++++ Records provided ++++

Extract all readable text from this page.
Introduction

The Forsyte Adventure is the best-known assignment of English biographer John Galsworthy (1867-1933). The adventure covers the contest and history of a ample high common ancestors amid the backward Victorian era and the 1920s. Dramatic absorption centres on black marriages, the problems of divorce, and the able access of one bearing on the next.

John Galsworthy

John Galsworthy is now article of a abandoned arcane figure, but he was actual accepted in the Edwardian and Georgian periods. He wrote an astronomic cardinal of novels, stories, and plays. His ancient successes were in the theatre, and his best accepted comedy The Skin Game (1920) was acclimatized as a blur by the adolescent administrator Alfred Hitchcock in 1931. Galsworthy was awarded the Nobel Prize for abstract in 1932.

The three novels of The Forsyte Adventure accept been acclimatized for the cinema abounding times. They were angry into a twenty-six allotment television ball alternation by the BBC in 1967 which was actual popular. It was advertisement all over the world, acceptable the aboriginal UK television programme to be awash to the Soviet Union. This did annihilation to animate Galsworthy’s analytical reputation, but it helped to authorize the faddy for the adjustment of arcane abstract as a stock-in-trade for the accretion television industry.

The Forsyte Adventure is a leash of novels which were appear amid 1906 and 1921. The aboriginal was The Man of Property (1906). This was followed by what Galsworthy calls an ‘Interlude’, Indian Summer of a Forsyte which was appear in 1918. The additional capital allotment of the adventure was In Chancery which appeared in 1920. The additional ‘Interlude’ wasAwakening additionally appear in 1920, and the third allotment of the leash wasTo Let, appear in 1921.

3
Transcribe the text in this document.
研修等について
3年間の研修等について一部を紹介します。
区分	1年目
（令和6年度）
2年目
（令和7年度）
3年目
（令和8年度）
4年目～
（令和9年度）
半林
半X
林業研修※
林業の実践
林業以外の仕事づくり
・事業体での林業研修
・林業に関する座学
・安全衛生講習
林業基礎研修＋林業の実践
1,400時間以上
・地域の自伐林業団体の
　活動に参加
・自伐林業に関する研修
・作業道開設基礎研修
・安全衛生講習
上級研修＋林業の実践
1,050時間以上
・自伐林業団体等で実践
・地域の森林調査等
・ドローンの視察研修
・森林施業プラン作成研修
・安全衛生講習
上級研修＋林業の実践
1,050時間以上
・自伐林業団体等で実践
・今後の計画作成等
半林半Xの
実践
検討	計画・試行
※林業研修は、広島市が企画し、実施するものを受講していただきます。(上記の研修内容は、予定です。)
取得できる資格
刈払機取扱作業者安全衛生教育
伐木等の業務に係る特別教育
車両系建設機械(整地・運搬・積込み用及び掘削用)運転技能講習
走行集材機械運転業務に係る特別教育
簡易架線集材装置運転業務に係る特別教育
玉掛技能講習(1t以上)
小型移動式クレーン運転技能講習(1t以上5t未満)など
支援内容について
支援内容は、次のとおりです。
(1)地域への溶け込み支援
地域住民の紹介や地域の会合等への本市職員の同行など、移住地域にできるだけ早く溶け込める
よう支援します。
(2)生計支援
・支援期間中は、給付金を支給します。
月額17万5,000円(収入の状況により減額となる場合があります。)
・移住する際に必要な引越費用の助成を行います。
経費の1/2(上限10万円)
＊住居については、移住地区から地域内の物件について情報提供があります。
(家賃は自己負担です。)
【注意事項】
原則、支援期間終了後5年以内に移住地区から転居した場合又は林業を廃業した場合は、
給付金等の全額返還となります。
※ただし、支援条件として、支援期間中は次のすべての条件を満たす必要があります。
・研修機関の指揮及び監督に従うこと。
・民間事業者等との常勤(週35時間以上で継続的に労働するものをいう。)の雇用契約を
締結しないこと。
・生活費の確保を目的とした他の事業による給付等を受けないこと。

++++

Goal of the exercise | Pull every line containing "林業の実践" out of the records.

Task response |
林業の実践
林業基礎研修＋林業の実践
上級研修＋林業の実践
上級研修＋林業の実践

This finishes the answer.